Every line of the material below must be repeated exactly.

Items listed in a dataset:
_ _ _ _ _ _ _

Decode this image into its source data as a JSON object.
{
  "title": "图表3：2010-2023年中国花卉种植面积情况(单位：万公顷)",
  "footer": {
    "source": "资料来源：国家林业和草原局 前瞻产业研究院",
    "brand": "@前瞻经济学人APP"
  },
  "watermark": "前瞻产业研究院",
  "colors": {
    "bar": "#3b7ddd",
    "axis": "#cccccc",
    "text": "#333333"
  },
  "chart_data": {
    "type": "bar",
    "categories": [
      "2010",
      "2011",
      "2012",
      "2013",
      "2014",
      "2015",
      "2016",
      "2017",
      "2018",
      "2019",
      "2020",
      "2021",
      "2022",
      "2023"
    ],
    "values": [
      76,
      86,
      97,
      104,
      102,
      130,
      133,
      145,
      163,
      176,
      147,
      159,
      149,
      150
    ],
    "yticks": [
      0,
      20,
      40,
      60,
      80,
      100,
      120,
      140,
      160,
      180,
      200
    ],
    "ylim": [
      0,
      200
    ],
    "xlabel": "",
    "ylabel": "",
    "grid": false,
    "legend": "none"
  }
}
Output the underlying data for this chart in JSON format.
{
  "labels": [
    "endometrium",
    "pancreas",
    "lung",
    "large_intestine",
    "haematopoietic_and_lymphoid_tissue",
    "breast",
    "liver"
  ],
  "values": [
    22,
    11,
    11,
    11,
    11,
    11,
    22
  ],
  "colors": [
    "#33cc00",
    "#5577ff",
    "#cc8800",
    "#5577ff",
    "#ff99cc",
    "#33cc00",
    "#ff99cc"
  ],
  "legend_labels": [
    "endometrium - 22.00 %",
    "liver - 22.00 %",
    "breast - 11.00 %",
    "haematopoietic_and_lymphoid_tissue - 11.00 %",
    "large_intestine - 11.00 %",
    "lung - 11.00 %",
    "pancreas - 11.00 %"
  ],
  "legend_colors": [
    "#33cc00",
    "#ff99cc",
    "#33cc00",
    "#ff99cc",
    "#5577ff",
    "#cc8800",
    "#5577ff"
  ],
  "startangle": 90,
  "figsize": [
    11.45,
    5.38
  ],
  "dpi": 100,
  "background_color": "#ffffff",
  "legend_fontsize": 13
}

_ _ _ _ _ _ _

**RESULT**
Decode this image into its source data as a JSON object.
{
  "title": "图表3：2010-2023年中国花卉种植面积情况(单位：万公顷)",
  "footer": {
    "source": "资料来源：国家林业和草原局 前瞻产业研究院",
    "brand": "@前瞻经济学人APP"
  },
  "watermark": "前瞻产业研究院",
  "colors": {
    "bar": "#3b7ddd",
    "axis": "#cccccc",
    "text": "#333333"
  },
  "chart_data": {
    "type": "bar",
    "categories": [
      "2010",
      "2011",
      "2012",
      "2013",
      "2014",
      "2015",
      "2016",
      "2017",
      "2018",
      "2019",
      "2020",
      "2021",
      "2022",
      "2023"
    ],
    "values": [
      76,
      86,
      97,
      104,
      102,
      130,
      133,
      145,
      163,
      176,
      147,
      159,
      149,
      150
    ],
    "yticks": [
      0,
      20,
      40,
      60,
      80,
      100,
      120,
      140,
      160,
      180,
      200
    ],
    "ylim": [
      0,
      200
    ],
    "xlabel": "",
    "ylabel": "",
    "grid": false,
    "legend": "none"
  }
}
Output the underlying data for this chart in JSON format.
{
  "labels": [
    "endometrium",
    "pancreas",
    "lung",
    "large_intestine",
    "haematopoietic_and_lymphoid_tissue",
    "breast",
    "liver"
  ],
  "values": [
    22,
    11,
    11,
    11,
    11,
    11,
    22
  ],
  "colors": [
    "#33cc00",
    "#5577ff",
    "#cc8800",
    "#5577ff",
    "#ff99cc",
    "#33cc00",
    "#ff99cc"
  ],
  "legend_labels": [
    "endometrium - 22.00 %",
    "liver - 22.00 %",
    "breast - 11.00 %",
    "haematopoietic_and_lymphoid_tissue - 11.00 %",
    "large_intestine - 11.00 %",
    "lung - 11.00 %",
    "pancreas - 11.00 %"
  ],
  "legend_colors": [
    "#33cc00",
    "#ff99cc",
    "#33cc00",
    "#ff99cc",
    "#5577ff",
    "#cc8800",
    "#5577ff"
  ],
  "startangle": 90,
  "figsize": [
    11.45,
    5.38
  ],
  "dpi": 100,
  "background_color": "#ffffff",
  "legend_fontsize": 13
}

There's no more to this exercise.